Supplied material >>
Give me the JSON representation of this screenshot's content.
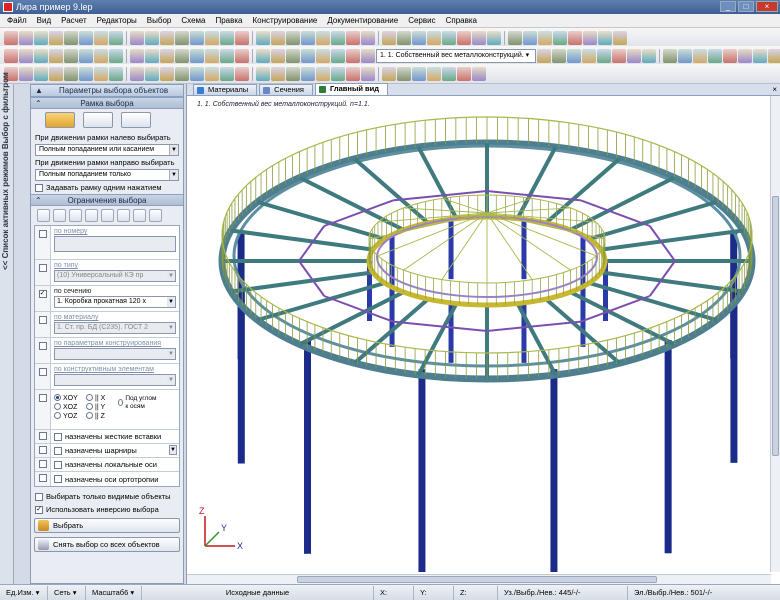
{
  "window": {
    "title": "Лира пример 9.lep"
  },
  "menu": [
    "Файл",
    "Вид",
    "Расчет",
    "Редакторы",
    "Выбор",
    "Схема",
    "Правка",
    "Конструирование",
    "Документирование",
    "Сервис",
    "Справка"
  ],
  "toolbar": {
    "load_case": "1. 1. Собственный вес металлоконструкций. ▾"
  },
  "sidebar_tab": {
    "label": "<< Список активных режимов   Выбор с фильтром"
  },
  "panel": {
    "title": "Параметры выбора объектов",
    "frame_section": "Рамка выбора",
    "left_label": "При движении рамки налево выбирать",
    "left_mode": "Полным попаданием или касанием",
    "right_label": "При движении рамки направо выбирать",
    "right_mode": "Полным попаданием только",
    "single_click_label": "Задавать рамку одним нажатием",
    "limits_section": "Ограничения выбора",
    "filters": {
      "by_number": "по номеру",
      "by_type": "по типу",
      "type_value": "(10) Универсальный КЭ пр",
      "by_section": "по сечению",
      "section_value": "1. Коробка прокатная 120 х",
      "by_material": "по материалу",
      "material_value": "1. Ст. пр. БД (С235). ГОСТ 2",
      "by_design_params": "по параметрам конструирования",
      "by_structural": "по конструктивным элементам"
    },
    "axes": {
      "xoy": "XOY",
      "x": "|| X",
      "xoz": "XOZ",
      "y": "|| Y",
      "yoz": "YOZ",
      "z": "|| Z",
      "angle": "Под углом к осям"
    },
    "options": {
      "rigid": "назначены жесткие вставки",
      "hinges": "назначены шарниры",
      "local_axes": "назначены локальные оси",
      "ortho_axes": "назначены оси ортотропии"
    },
    "only_visible": "Выбирать только видимые объекты",
    "use_inverse": "Использовать инверсию выбора",
    "select_button": "Выбрать",
    "clear_button": "Снять выбор со всех объектов"
  },
  "tabs": [
    "Материалы",
    "Сечения",
    "Главный вид"
  ],
  "view": {
    "title": "1. 1. Собственный вес металлоконструкций. n=1.1."
  },
  "axes_gizmo": {
    "x": "X",
    "y": "Y",
    "z": "Z"
  },
  "status": {
    "units": "Ед.Изм.",
    "grid": "Сеть",
    "scale": "Масштаб6",
    "source": "Исходные данные",
    "x": "X:",
    "y": "Y:",
    "z": "Z:",
    "nodes": "Уз./Выбр./Нев.: 445/-/-",
    "elements": "Эл./Выбр./Нев.: 501/-/-"
  }
}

Work to be completed >>
Make an exact copy of all the material, but keep the pictures out of it.

Solved problem >>
Give me the JSON representation of this screenshot's content.
{
  "window": {
    "title": "Лира пример 9.lep"
  },
  "menu": [
    "Файл",
    "Вид",
    "Расчет",
    "Редакторы",
    "Выбор",
    "Схема",
    "Правка",
    "Конструирование",
    "Документирование",
    "Сервис",
    "Справка"
  ],
  "toolbar": {
    "load_case": "1. 1. Собственный вес металлоконструкций. ▾"
  },
  "sidebar_tab": {
    "label": "<< Список активных режимов   Выбор с фильтром"
  },
  "panel": {
    "title": "Параметры выбора объектов",
    "frame_section": "Рамка выбора",
    "left_label": "При движении рамки налево выбирать",
    "left_mode": "Полным попаданием или касанием",
    "right_label": "При движении рамки направо выбирать",
    "right_mode": "Полным попаданием только",
    "single_click_label": "Задавать рамку одним нажатием",
    "limits_section": "Ограничения выбора",
    "filters": {
      "by_number": "по номеру",
      "by_type": "по типу",
      "type_value": "(10) Универсальный КЭ пр",
      "by_section": "по сечению",
      "section_value": "1. Коробка прокатная 120 х",
      "by_material": "по материалу",
      "material_value": "1. Ст. пр. БД (С235). ГОСТ 2",
      "by_design_params": "по параметрам конструирования",
      "by_structural": "по конструктивным элементам"
    },
    "axes": {
      "xoy": "XOY",
      "x": "|| X",
      "xoz": "XOZ",
      "y": "|| Y",
      "yoz": "YOZ",
      "z": "|| Z",
      "angle": "Под углом к осям"
    },
    "options": {
      "rigid": "назначены жесткие вставки",
      "hinges": "назначены шарниры",
      "local_axes": "назначены локальные оси",
      "ortho_axes": "назначены оси ортотропии"
    },
    "only_visible": "Выбирать только видимые объекты",
    "use_inverse": "Использовать инверсию выбора",
    "select_button": "Выбрать",
    "clear_button": "Снять выбор со всех объектов"
  },
  "tabs": [
    "Материалы",
    "Сечения",
    "Главный вид"
  ],
  "view": {
    "title": "1. 1. Собственный вес металлоконструкций. n=1.1."
  },
  "axes_gizmo": {
    "x": "X",
    "y": "Y",
    "z": "Z"
  },
  "status": {
    "units": "Ед.Изм.",
    "grid": "Сеть",
    "scale": "Масштаб6",
    "source": "Исходные данные",
    "x": "X:",
    "y": "Y:",
    "z": "Z:",
    "nodes": "Уз./Выбр./Нев.: 445/-/-",
    "elements": "Эл./Выбр./Нев.: 501/-/-"
  }
}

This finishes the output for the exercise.